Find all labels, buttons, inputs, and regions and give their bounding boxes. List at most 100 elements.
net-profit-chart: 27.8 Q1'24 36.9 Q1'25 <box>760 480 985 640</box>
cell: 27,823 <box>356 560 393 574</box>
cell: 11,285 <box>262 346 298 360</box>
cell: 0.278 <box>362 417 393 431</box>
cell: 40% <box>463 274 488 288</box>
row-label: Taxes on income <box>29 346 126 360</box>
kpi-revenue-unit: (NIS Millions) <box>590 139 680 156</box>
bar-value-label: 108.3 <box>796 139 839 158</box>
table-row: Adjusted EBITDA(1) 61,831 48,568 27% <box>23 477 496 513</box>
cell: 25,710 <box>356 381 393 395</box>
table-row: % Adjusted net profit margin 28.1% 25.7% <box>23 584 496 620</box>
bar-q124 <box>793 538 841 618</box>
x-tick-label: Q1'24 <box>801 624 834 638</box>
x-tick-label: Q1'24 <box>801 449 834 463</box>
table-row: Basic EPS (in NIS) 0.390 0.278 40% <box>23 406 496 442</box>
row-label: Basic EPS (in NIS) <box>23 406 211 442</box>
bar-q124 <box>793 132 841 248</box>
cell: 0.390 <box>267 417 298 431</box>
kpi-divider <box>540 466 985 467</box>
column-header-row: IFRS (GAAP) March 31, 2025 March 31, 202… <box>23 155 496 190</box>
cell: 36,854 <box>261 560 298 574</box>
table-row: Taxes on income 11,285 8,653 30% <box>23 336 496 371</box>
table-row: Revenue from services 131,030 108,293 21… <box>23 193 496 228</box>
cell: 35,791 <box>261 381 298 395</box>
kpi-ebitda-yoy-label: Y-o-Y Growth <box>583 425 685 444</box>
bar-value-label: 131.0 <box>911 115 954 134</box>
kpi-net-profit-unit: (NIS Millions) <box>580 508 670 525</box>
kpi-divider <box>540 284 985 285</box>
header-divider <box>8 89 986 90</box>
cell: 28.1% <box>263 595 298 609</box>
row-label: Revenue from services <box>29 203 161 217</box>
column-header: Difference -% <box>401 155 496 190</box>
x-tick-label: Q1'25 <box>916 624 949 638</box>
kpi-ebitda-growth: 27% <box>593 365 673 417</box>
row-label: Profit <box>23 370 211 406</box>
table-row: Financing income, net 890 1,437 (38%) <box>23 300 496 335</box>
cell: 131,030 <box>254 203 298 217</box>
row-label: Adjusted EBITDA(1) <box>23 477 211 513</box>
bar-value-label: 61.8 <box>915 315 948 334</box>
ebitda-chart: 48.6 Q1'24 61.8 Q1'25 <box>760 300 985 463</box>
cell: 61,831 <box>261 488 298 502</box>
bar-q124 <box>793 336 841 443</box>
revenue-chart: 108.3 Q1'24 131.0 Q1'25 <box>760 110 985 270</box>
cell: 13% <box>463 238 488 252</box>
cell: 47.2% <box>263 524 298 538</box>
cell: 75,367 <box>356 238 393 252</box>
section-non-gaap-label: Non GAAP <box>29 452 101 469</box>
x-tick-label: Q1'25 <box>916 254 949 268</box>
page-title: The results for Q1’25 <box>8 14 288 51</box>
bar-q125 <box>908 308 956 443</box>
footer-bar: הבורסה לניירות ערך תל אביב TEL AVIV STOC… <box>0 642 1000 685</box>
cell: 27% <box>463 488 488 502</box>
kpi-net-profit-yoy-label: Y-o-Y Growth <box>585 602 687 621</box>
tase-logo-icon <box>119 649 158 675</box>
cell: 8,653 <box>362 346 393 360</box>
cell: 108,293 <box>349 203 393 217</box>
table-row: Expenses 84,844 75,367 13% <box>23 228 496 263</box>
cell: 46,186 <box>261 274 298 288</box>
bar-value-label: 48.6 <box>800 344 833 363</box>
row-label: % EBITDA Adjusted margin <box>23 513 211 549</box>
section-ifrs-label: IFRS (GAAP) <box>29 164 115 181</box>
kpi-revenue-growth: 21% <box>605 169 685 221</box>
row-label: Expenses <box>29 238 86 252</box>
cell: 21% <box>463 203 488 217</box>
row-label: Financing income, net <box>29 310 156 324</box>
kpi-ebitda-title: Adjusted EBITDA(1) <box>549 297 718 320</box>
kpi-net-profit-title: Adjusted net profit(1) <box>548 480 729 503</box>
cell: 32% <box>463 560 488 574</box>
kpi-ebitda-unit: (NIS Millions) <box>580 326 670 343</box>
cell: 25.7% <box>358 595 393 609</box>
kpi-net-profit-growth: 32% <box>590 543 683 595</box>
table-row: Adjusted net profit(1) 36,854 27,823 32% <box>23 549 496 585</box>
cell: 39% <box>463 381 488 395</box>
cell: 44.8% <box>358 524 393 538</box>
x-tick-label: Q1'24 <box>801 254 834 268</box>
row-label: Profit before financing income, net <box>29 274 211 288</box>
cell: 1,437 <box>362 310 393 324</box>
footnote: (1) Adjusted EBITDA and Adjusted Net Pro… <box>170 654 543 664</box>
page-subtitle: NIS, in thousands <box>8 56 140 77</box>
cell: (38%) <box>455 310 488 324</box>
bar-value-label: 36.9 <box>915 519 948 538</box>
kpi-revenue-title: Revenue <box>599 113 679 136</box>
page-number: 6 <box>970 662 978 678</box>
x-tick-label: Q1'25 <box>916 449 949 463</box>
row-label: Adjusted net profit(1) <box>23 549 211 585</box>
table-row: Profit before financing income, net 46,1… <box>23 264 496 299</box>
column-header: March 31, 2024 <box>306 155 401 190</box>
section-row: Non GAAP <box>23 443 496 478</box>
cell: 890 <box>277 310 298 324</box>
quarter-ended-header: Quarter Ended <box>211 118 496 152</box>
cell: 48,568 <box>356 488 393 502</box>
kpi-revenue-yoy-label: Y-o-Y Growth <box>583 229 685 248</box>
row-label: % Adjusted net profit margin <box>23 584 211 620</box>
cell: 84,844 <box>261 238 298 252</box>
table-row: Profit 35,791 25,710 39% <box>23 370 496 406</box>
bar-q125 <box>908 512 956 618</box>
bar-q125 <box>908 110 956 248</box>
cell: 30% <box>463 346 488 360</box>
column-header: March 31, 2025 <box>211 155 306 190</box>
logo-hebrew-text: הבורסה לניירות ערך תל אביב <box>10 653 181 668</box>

SET TASK
Rewrite the data above, swapping every occurrence of "Taxes on income" for "Income taxes" and leaving everything else unchanged.

CORRECT RESULT
Find all labels, buttons, inputs, and regions and give their bounding boxes. List at most 100 elements.
net-profit-chart: 27.8 Q1'24 36.9 Q1'25 <box>760 480 985 640</box>
cell: 27,823 <box>356 560 393 574</box>
cell: 11,285 <box>262 346 298 360</box>
cell: 0.278 <box>362 417 393 431</box>
cell: 40% <box>463 274 488 288</box>
row-label: Income taxes <box>29 346 126 360</box>
kpi-revenue-unit: (NIS Millions) <box>590 139 680 156</box>
bar-value-label: 108.3 <box>796 139 839 158</box>
table-row: Adjusted EBITDA(1) 61,831 48,568 27% <box>23 477 496 513</box>
cell: 25,710 <box>356 381 393 395</box>
table-row: % Adjusted net profit margin 28.1% 25.7% <box>23 584 496 620</box>
bar-q124 <box>793 538 841 618</box>
x-tick-label: Q1'24 <box>801 624 834 638</box>
x-tick-label: Q1'24 <box>801 449 834 463</box>
table-row: Basic EPS (in NIS) 0.390 0.278 40% <box>23 406 496 442</box>
row-label: Basic EPS (in NIS) <box>23 406 211 442</box>
bar-q124 <box>793 132 841 248</box>
cell: 0.390 <box>267 417 298 431</box>
kpi-divider <box>540 466 985 467</box>
column-header-row: IFRS (GAAP) March 31, 2025 March 31, 202… <box>23 155 496 190</box>
cell: 36,854 <box>261 560 298 574</box>
table-row: Income taxes 11,285 8,653 30% <box>23 336 496 371</box>
table-row: Revenue from services 131,030 108,293 21… <box>23 193 496 228</box>
cell: 35,791 <box>261 381 298 395</box>
kpi-ebitda-yoy-label: Y-o-Y Growth <box>583 425 685 444</box>
bar-value-label: 131.0 <box>911 115 954 134</box>
kpi-net-profit-unit: (NIS Millions) <box>580 508 670 525</box>
kpi-divider <box>540 284 985 285</box>
header-divider <box>8 89 986 90</box>
cell: 28.1% <box>263 595 298 609</box>
row-label: Revenue from services <box>29 203 161 217</box>
column-header: Difference -% <box>401 155 496 190</box>
x-tick-label: Q1'25 <box>916 624 949 638</box>
kpi-ebitda-growth: 27% <box>593 365 673 417</box>
row-label: Profit <box>23 370 211 406</box>
table-row: Financing income, net 890 1,437 (38%) <box>23 300 496 335</box>
cell: 131,030 <box>254 203 298 217</box>
row-label: Adjusted EBITDA(1) <box>23 477 211 513</box>
bar-value-label: 61.8 <box>915 315 948 334</box>
ebitda-chart: 48.6 Q1'24 61.8 Q1'25 <box>760 300 985 463</box>
cell: 61,831 <box>261 488 298 502</box>
bar-q124 <box>793 336 841 443</box>
revenue-chart: 108.3 Q1'24 131.0 Q1'25 <box>760 110 985 270</box>
cell: 13% <box>463 238 488 252</box>
cell: 47.2% <box>263 524 298 538</box>
cell: 75,367 <box>356 238 393 252</box>
section-non-gaap-label: Non GAAP <box>29 452 101 469</box>
x-tick-label: Q1'25 <box>916 254 949 268</box>
page-title: The results for Q1’25 <box>8 14 288 51</box>
bar-q125 <box>908 308 956 443</box>
footer-bar: הבורסה לניירות ערך תל אביב TEL AVIV STOC… <box>0 642 1000 685</box>
cell: 27% <box>463 488 488 502</box>
kpi-net-profit-yoy-label: Y-o-Y Growth <box>585 602 687 621</box>
tase-logo-icon <box>119 649 158 675</box>
cell: 8,653 <box>362 346 393 360</box>
cell: 108,293 <box>349 203 393 217</box>
table-row: Expenses 84,844 75,367 13% <box>23 228 496 263</box>
cell: 46,186 <box>261 274 298 288</box>
bar-value-label: 48.6 <box>800 344 833 363</box>
row-label: % EBITDA Adjusted margin <box>23 513 211 549</box>
section-ifrs-label: IFRS (GAAP) <box>29 164 115 181</box>
kpi-revenue-growth: 21% <box>605 169 685 221</box>
row-label: Expenses <box>29 238 86 252</box>
cell: 21% <box>463 203 488 217</box>
row-label: Financing income, net <box>29 310 156 324</box>
kpi-ebitda-title: Adjusted EBITDA(1) <box>549 297 718 320</box>
kpi-net-profit-title: Adjusted net profit(1) <box>548 480 729 503</box>
cell: 32% <box>463 560 488 574</box>
kpi-ebitda-unit: (NIS Millions) <box>580 326 670 343</box>
cell: 25.7% <box>358 595 393 609</box>
kpi-net-profit-growth: 32% <box>590 543 683 595</box>
table-row: Adjusted net profit(1) 36,854 27,823 32% <box>23 549 496 585</box>
cell: 39% <box>463 381 488 395</box>
cell: 44.8% <box>358 524 393 538</box>
x-tick-label: Q1'24 <box>801 254 834 268</box>
row-label: Profit before financing income, net <box>29 274 211 288</box>
cell: 1,437 <box>362 310 393 324</box>
footnote: (1) Adjusted EBITDA and Adjusted Net Pro… <box>170 654 543 664</box>
page-subtitle: NIS, in thousands <box>8 56 140 77</box>
cell: (38%) <box>455 310 488 324</box>
bar-value-label: 36.9 <box>915 519 948 538</box>
kpi-revenue-title: Revenue <box>599 113 679 136</box>
page-number: 6 <box>970 662 978 678</box>
x-tick-label: Q1'25 <box>916 449 949 463</box>
row-label: Adjusted net profit(1) <box>23 549 211 585</box>
table-row: Profit before financing income, net 46,1… <box>23 264 496 299</box>
column-header: March 31, 2024 <box>306 155 401 190</box>
section-row: Non GAAP <box>23 443 496 478</box>
cell: 890 <box>277 310 298 324</box>
quarter-ended-header: Quarter Ended <box>211 118 496 152</box>
cell: 48,568 <box>356 488 393 502</box>
kpi-revenue-yoy-label: Y-o-Y Growth <box>583 229 685 248</box>
row-label: % Adjusted net profit margin <box>23 584 211 620</box>
cell: 84,844 <box>261 238 298 252</box>
table-row: Profit 35,791 25,710 39% <box>23 370 496 406</box>
bar-q125 <box>908 512 956 618</box>
bar-q125 <box>908 110 956 248</box>
cell: 30% <box>463 346 488 360</box>
column-header: March 31, 2025 <box>211 155 306 190</box>
logo-hebrew-text: הבורסה לניירות ערך תל אביב <box>10 653 181 668</box>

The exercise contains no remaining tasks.